**Task prompt**
Reproduce every entry exactly and leave its pictures out.

Dataset items
══════════
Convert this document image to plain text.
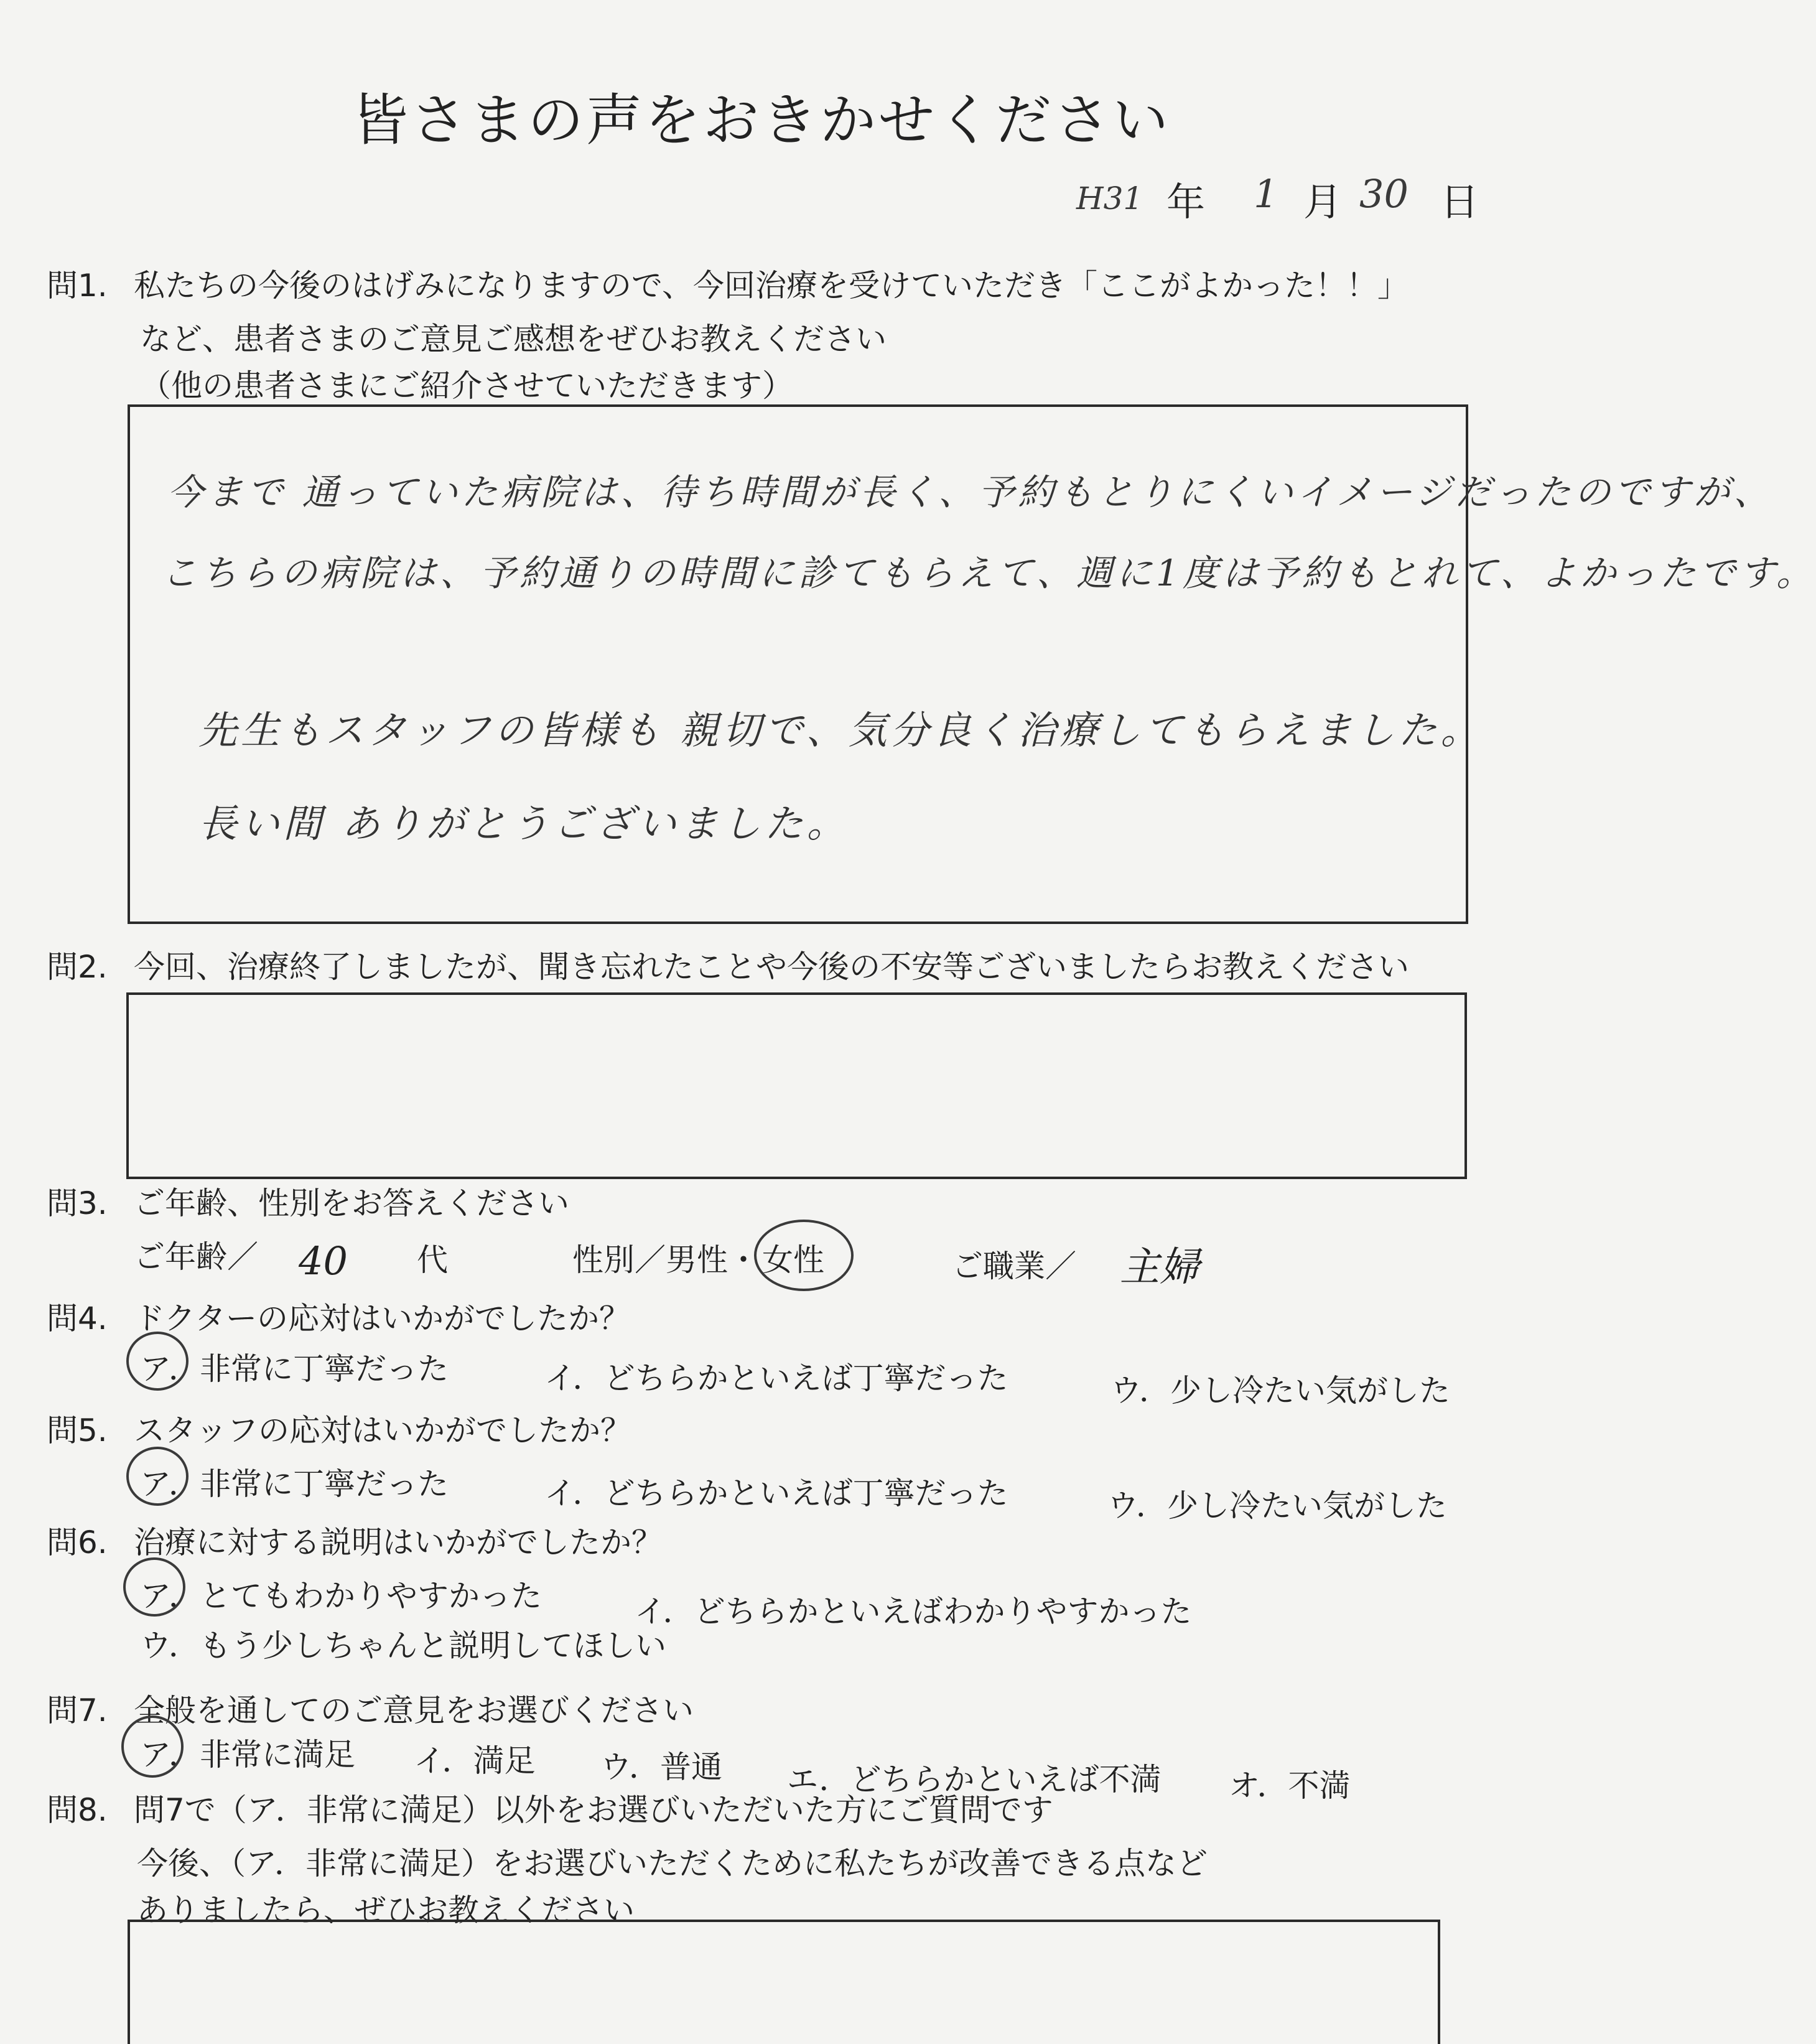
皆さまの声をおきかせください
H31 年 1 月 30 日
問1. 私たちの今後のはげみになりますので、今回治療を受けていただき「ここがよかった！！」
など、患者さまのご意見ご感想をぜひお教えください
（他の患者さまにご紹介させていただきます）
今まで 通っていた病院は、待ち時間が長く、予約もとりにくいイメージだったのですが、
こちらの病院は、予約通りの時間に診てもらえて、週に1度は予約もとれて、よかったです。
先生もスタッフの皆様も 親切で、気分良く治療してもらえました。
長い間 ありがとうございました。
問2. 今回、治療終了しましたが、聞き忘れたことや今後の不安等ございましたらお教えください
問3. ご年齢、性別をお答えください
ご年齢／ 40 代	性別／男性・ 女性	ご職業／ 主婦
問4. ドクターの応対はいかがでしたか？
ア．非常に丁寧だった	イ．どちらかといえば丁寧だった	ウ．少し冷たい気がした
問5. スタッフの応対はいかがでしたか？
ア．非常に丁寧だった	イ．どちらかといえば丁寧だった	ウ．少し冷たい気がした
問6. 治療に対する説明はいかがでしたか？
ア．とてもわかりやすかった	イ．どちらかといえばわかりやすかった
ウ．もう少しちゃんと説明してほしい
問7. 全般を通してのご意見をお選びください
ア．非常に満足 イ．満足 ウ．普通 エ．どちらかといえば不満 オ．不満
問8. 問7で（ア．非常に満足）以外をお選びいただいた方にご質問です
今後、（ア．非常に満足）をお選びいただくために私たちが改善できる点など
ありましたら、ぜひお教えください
══════════
**Response to the task**
Convert this document image to plain text.
皆さまの声をおきかせください
H31 年 1 月 30 日
問1. 私たちの今後のはげみになりますので、今回治療を受けていただき「ここがよかった！！」
など、患者さまのご意見ご感想をぜひお教えください
（他の患者さまにご紹介させていただきます）
今まで 通っていた病院は、待ち時間が長く、予約もとりにくいイメージだったのですが、
こちらの病院は、予約通りの時間に診てもらえて、週に1度は予約もとれて、よかったです。
先生もスタッフの皆様も 親切で、気分良く治療してもらえました。
長い間 ありがとうございました。
問2. 今回、治療終了しましたが、聞き忘れたことや今後の不安等ございましたらお教えください
問3. ご年齢、性別をお答えください
ご年齢／ 40 代	性別／男性・ 女性	ご職業／ 主婦
問4. ドクターの応対はいかがでしたか？
ア．非常に丁寧だった	イ．どちらかといえば丁寧だった	ウ．少し冷たい気がした
問5. スタッフの応対はいかがでしたか？
ア．非常に丁寧だった	イ．どちらかといえば丁寧だった	ウ．少し冷たい気がした
問6. 治療に対する説明はいかがでしたか？
ア．とてもわかりやすかった	イ．どちらかといえばわかりやすかった
ウ．もう少しちゃんと説明してほしい
問7. 全般を通してのご意見をお選びください
ア．非常に満足 イ．満足 ウ．普通 エ．どちらかといえば不満 オ．不満
問8. 問7で（ア．非常に満足）以外をお選びいただいた方にご質問です
今後、（ア．非常に満足）をお選びいただくために私たちが改善できる点など
ありましたら、ぜひお教えください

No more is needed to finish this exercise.